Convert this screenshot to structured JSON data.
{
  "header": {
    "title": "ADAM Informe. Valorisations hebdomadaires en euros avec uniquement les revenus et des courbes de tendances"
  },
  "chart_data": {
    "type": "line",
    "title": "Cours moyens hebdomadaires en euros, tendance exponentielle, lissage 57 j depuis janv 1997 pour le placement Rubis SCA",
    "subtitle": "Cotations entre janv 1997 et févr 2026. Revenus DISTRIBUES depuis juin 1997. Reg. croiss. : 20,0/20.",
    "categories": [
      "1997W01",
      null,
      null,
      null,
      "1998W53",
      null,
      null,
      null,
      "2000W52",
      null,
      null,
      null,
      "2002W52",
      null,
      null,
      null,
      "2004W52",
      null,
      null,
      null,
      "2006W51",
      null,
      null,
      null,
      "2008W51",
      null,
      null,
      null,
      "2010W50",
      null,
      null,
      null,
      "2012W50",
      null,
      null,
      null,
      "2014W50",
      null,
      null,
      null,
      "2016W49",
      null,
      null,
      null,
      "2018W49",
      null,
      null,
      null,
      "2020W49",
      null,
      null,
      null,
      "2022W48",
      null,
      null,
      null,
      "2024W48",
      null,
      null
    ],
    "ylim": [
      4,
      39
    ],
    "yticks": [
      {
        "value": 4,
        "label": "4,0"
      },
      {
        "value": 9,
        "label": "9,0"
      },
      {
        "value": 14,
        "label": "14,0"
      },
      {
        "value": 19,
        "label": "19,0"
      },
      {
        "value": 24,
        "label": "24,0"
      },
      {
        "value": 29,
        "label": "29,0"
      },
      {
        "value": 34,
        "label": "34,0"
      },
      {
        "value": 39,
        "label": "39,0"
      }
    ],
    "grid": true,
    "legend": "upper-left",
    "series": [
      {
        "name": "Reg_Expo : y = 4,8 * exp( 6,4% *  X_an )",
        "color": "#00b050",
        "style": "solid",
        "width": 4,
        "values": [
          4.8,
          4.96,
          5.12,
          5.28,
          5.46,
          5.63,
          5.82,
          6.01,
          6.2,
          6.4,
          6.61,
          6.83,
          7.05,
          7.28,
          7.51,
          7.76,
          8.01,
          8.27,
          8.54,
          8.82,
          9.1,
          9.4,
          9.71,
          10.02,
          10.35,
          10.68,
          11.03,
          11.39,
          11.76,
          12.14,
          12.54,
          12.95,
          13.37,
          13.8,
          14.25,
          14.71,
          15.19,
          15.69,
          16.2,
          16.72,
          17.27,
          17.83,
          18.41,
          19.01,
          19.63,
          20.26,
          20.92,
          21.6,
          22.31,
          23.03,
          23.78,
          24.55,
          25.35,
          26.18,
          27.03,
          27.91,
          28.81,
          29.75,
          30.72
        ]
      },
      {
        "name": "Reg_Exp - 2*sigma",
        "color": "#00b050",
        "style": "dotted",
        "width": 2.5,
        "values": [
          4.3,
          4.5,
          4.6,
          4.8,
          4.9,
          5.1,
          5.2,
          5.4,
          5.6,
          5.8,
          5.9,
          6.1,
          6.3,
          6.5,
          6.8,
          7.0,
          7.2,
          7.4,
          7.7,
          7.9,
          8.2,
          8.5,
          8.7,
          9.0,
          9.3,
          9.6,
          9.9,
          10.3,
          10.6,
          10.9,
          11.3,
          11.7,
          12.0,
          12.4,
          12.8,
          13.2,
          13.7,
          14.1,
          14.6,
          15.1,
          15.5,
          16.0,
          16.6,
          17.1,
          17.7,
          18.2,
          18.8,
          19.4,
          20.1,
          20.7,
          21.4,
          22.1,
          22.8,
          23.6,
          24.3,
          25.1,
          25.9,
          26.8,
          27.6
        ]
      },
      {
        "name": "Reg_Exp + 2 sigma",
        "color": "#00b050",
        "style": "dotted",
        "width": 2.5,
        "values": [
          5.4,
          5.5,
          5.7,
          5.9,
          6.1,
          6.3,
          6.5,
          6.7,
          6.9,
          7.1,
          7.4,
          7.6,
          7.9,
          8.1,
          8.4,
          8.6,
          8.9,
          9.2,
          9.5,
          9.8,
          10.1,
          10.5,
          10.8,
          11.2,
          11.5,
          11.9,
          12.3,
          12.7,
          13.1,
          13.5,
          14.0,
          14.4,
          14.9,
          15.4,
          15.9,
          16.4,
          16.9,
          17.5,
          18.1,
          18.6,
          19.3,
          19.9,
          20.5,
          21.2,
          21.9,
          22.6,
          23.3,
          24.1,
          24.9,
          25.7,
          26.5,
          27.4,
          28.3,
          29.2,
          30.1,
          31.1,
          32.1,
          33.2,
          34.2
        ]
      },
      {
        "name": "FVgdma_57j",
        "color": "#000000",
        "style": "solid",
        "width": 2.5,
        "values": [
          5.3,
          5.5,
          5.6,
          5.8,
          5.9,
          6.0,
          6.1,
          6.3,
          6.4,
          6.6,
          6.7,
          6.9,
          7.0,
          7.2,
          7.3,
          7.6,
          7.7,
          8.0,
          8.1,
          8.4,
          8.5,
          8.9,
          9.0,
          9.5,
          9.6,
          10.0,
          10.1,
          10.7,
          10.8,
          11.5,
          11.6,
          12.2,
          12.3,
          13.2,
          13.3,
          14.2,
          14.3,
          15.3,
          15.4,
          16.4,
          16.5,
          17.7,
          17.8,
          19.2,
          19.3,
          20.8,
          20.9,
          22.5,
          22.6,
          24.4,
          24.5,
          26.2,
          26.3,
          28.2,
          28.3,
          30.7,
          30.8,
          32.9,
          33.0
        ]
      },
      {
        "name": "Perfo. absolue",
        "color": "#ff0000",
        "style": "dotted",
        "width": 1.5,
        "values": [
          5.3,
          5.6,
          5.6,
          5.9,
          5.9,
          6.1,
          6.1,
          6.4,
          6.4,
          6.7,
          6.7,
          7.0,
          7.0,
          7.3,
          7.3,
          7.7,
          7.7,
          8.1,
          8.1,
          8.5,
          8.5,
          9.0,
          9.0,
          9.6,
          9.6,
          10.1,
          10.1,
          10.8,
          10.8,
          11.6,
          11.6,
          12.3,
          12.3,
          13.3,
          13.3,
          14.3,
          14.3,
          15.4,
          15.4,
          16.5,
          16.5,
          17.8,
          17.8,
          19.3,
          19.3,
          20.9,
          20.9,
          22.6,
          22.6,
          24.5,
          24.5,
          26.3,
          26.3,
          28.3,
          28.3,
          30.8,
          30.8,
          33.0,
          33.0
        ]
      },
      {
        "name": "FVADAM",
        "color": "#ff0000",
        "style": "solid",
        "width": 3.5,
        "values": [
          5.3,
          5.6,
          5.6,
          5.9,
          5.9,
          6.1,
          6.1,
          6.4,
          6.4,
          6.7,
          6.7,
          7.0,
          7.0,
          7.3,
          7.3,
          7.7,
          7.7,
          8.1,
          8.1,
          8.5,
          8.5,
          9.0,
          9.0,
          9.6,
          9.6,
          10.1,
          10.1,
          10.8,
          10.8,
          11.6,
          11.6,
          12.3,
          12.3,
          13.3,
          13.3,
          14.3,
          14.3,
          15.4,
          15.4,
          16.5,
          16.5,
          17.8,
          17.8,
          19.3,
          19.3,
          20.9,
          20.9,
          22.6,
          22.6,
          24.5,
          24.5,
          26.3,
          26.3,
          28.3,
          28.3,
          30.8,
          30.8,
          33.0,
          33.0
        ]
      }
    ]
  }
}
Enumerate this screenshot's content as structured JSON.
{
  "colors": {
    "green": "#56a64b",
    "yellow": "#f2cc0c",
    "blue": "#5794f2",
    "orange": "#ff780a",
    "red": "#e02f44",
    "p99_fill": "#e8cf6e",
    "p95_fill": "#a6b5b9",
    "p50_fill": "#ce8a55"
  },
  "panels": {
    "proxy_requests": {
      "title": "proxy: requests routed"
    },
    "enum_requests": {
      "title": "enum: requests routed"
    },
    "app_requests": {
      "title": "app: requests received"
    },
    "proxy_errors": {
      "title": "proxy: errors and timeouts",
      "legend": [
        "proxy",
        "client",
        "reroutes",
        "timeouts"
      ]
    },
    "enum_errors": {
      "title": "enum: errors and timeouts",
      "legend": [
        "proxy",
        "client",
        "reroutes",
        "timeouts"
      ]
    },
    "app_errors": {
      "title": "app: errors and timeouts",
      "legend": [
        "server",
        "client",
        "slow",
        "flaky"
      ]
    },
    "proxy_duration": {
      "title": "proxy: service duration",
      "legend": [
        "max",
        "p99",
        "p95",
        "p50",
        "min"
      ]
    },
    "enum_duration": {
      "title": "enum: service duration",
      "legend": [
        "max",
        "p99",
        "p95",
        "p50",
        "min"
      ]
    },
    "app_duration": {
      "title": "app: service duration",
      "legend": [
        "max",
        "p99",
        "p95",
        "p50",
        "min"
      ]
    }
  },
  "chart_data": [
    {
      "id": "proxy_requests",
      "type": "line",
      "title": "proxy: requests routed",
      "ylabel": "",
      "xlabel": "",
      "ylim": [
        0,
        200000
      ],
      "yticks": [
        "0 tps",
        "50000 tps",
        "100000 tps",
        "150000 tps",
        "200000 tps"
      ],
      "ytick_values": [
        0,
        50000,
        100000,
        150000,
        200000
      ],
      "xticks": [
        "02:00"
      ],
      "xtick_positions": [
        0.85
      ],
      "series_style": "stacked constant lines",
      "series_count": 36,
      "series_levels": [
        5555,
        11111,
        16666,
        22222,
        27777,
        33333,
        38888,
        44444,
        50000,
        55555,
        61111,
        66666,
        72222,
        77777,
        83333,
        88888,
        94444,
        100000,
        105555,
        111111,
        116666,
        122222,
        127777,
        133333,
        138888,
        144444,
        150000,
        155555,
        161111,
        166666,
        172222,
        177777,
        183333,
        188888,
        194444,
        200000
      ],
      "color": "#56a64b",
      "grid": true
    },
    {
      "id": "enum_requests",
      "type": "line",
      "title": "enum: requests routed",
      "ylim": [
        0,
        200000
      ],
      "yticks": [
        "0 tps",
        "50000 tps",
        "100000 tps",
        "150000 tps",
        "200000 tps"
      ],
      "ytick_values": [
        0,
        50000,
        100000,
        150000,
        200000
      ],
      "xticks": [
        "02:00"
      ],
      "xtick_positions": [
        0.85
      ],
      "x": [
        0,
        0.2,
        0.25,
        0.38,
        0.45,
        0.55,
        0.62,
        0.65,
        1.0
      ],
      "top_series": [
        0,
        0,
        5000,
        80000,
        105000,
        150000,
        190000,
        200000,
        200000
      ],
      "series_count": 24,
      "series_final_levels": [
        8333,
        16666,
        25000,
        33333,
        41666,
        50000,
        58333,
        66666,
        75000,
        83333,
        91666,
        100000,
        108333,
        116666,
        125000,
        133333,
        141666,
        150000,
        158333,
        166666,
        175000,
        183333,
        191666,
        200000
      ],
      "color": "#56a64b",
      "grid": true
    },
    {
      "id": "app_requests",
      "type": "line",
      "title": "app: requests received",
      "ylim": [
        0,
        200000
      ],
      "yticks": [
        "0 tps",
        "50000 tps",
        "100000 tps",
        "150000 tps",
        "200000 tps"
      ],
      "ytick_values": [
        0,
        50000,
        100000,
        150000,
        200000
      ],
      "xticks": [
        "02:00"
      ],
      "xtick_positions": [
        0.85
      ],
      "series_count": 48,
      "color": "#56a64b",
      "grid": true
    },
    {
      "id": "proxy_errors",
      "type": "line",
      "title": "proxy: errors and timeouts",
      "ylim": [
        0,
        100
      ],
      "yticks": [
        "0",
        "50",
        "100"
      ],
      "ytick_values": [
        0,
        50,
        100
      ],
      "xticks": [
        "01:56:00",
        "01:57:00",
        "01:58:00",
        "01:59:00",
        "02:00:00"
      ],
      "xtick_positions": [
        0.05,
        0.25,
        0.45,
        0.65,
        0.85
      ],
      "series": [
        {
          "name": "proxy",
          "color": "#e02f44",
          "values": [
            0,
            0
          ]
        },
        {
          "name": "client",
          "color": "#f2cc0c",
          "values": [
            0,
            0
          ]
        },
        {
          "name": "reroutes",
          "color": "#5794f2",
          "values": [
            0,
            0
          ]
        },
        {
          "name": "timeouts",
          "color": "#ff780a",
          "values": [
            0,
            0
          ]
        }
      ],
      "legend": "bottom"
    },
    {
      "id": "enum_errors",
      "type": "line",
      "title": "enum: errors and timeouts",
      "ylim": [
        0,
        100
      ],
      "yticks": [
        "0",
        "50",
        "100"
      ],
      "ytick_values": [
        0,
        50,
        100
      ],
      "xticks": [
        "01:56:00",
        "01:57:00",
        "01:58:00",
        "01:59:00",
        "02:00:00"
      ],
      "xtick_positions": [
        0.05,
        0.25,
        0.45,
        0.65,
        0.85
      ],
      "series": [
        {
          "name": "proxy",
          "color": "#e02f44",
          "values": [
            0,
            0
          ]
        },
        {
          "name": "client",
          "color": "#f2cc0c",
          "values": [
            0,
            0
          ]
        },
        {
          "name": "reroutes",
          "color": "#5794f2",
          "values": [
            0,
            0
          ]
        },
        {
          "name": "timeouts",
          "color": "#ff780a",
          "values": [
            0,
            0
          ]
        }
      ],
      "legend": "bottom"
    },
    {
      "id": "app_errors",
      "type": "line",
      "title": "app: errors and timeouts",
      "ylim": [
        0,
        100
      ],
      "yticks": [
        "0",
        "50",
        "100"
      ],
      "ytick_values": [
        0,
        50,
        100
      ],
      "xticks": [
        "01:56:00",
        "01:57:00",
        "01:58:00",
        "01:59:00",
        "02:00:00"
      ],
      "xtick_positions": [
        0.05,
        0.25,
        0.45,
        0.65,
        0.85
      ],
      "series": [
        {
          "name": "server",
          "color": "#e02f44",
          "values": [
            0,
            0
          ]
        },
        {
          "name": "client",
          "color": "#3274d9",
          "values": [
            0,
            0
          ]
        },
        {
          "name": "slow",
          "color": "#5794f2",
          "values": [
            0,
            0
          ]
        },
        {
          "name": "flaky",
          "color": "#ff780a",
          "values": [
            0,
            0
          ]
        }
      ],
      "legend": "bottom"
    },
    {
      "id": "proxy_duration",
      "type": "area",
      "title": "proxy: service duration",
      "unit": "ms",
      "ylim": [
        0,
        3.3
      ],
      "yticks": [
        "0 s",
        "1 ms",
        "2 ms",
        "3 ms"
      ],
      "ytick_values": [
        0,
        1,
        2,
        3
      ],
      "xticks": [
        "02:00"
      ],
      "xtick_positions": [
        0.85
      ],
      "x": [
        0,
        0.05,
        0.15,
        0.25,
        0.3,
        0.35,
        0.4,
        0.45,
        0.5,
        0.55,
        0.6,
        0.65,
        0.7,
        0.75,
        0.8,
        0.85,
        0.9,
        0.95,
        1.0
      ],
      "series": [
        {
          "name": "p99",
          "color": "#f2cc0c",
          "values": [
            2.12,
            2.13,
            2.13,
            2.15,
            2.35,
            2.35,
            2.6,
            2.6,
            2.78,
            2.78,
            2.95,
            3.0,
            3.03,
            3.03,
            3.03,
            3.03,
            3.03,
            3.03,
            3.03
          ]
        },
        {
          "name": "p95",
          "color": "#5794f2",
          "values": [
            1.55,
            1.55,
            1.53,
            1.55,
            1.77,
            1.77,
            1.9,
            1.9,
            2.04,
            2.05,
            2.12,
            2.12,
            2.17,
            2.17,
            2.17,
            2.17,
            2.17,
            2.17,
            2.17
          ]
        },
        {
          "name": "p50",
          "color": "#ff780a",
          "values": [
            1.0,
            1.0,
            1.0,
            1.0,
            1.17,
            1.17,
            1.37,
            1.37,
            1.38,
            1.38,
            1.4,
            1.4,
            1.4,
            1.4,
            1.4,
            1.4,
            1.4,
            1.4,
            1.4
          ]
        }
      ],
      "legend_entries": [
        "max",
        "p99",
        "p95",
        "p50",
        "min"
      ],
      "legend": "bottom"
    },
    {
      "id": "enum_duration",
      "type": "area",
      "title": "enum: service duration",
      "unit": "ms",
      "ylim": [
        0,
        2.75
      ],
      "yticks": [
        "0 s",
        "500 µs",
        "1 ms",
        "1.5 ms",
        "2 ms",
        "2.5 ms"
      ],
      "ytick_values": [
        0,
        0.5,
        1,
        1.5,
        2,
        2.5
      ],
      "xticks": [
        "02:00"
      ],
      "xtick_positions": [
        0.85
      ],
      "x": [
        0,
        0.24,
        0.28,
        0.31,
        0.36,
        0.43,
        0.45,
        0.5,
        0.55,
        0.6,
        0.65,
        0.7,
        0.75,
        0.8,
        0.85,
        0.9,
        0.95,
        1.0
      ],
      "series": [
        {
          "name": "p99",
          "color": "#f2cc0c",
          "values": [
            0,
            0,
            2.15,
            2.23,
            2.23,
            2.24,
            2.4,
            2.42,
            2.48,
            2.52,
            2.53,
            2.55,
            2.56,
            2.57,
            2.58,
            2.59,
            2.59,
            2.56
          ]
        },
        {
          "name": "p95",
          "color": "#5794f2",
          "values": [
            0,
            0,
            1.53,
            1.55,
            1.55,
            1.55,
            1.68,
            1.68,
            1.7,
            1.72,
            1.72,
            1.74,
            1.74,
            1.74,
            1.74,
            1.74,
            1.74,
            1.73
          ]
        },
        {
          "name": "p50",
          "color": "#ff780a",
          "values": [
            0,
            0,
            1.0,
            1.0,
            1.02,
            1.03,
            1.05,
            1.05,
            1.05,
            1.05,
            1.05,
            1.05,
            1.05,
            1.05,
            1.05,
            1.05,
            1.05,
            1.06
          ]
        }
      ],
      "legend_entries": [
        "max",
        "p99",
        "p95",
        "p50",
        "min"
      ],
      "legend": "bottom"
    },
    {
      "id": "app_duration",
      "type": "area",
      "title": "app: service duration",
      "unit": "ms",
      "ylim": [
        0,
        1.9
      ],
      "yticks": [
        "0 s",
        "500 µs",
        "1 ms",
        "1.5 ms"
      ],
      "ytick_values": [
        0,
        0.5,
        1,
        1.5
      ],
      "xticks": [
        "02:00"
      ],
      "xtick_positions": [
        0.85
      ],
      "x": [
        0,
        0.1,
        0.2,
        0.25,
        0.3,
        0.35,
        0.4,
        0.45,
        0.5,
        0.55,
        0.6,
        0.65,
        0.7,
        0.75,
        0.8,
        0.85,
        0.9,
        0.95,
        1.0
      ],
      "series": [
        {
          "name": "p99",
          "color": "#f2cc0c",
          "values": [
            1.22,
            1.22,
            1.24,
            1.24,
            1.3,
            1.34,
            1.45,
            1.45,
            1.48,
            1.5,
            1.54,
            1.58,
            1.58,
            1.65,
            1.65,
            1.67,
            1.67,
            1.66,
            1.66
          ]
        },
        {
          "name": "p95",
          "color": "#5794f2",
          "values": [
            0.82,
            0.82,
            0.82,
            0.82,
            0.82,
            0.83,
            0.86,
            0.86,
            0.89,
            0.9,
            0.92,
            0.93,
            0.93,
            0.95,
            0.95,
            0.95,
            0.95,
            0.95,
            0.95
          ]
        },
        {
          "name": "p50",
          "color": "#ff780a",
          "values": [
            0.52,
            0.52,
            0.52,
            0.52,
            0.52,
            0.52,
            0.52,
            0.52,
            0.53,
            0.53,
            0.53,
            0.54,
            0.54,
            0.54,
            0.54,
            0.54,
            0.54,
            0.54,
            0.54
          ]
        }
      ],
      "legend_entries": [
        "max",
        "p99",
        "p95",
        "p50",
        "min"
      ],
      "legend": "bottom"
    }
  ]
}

**EXERCISE DIRECTIONS**
In the data above, count the lines where the word "JSON" appears; reply with the number only.

**COMPLETE RESPONSE**
2